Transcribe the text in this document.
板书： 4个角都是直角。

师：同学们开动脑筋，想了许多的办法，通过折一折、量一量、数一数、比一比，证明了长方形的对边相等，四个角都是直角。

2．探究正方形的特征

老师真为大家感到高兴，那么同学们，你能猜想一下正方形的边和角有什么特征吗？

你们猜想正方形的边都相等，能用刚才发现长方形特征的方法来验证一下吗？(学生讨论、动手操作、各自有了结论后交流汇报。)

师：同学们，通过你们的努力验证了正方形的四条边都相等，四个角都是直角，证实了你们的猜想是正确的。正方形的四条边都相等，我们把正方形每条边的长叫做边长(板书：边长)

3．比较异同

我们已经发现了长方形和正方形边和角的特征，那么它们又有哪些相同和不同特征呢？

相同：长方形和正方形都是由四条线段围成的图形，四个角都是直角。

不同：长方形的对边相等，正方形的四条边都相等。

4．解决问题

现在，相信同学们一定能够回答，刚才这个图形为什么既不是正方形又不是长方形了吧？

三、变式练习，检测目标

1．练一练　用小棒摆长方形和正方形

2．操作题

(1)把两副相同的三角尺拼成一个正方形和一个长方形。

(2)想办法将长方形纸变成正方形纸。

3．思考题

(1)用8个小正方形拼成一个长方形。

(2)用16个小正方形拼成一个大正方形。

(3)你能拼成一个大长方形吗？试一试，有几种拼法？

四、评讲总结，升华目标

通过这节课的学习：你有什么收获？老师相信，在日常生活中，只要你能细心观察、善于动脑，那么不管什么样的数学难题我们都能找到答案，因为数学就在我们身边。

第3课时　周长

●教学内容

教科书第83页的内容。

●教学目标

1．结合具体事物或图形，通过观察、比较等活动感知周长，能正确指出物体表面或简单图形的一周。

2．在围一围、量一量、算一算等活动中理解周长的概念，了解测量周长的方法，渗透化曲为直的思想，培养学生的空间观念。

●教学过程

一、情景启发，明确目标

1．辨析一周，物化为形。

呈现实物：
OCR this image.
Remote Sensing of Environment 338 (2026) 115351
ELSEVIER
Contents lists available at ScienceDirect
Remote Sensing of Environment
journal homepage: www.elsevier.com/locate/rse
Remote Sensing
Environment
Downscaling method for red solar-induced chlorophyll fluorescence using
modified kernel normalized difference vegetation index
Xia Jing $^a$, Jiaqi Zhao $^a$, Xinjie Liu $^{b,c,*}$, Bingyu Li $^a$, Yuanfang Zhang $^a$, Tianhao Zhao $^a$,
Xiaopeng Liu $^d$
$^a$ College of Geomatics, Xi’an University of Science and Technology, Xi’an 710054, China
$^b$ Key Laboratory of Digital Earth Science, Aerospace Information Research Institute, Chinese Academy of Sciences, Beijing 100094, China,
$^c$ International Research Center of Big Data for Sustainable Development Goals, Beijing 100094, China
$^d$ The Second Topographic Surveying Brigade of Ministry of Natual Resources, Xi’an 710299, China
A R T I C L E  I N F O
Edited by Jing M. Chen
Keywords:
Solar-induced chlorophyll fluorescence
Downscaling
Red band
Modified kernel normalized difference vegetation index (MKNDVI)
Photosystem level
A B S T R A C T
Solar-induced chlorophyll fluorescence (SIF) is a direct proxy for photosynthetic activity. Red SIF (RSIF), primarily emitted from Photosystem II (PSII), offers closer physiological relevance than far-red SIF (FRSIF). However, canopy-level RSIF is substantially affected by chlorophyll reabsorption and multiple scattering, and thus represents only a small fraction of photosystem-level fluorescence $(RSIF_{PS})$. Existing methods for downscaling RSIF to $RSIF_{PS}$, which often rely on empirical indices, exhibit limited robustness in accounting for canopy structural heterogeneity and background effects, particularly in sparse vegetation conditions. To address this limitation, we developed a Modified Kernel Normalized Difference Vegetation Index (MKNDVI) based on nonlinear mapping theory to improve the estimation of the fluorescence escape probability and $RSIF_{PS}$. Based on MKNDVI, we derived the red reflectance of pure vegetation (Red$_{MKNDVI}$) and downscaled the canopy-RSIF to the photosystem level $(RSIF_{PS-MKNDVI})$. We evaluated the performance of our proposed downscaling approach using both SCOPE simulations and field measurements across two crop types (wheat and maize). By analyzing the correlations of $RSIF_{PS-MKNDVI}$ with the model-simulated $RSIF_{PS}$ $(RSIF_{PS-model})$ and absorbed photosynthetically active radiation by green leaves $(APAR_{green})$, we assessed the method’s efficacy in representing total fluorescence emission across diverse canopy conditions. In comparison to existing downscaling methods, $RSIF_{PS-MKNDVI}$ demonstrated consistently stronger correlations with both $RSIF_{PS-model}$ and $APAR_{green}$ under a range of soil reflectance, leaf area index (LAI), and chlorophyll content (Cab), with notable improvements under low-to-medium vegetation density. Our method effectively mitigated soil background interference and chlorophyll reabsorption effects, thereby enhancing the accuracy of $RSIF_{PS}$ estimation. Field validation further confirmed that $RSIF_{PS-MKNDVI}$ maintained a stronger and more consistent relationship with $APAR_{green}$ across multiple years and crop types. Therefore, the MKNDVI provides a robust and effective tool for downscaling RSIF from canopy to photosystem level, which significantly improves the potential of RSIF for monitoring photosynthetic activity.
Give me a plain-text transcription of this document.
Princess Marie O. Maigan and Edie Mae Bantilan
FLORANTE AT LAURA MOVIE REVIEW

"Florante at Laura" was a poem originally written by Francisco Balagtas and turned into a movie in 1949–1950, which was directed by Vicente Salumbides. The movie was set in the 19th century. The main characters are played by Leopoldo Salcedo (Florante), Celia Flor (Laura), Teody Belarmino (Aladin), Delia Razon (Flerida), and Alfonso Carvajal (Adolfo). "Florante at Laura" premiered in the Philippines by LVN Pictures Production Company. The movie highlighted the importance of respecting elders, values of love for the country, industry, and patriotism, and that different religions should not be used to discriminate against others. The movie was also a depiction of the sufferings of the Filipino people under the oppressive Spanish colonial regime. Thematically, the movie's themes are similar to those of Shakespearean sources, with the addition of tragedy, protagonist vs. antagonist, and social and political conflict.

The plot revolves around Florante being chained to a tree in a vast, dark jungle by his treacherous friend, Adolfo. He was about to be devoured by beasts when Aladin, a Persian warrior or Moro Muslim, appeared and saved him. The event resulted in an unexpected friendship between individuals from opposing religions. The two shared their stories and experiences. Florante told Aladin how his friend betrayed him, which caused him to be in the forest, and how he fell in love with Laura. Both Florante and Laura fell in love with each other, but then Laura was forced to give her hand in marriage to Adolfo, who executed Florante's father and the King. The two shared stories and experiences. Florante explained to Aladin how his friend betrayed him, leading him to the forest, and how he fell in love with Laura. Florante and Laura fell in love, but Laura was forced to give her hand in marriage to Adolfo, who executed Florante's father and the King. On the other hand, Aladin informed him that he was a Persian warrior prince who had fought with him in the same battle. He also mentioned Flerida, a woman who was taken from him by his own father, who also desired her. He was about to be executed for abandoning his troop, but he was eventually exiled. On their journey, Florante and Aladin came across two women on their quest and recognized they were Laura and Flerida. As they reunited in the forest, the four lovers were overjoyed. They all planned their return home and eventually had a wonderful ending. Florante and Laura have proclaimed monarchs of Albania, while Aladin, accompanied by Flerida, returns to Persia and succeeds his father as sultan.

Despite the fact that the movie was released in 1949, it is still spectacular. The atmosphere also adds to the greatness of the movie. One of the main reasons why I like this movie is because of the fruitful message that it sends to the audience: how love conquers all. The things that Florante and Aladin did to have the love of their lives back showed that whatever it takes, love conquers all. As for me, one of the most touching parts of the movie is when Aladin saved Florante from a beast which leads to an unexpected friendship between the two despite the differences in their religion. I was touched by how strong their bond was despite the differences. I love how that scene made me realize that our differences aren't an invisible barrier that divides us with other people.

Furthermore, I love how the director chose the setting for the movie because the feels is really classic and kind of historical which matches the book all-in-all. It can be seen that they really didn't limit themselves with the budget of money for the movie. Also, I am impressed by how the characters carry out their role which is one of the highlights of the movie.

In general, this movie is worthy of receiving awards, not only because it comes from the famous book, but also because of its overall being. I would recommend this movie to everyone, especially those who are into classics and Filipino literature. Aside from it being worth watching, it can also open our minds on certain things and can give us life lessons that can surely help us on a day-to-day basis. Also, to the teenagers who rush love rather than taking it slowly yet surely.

**THE EXERCISE**
Gather every line from the listing above in which the word "四个角都是直角" appears.

**THE ANSWER**
师：同学们开动脑筋，想了许多的办法，通过折一折、量一量、数一数、比一比，证明了长方形的对边相等，四个角都是直角。
师：同学们，通过你们的努力验证了正方形的四条边都相等，四个角都是直角，证实了你们的猜想是正确的。正方形的四条边都相等，我们把正方形每条边的长叫做边长(板书：边长)
相同：长方形和正方形都是由四条线段围成的图形，四个角都是直角。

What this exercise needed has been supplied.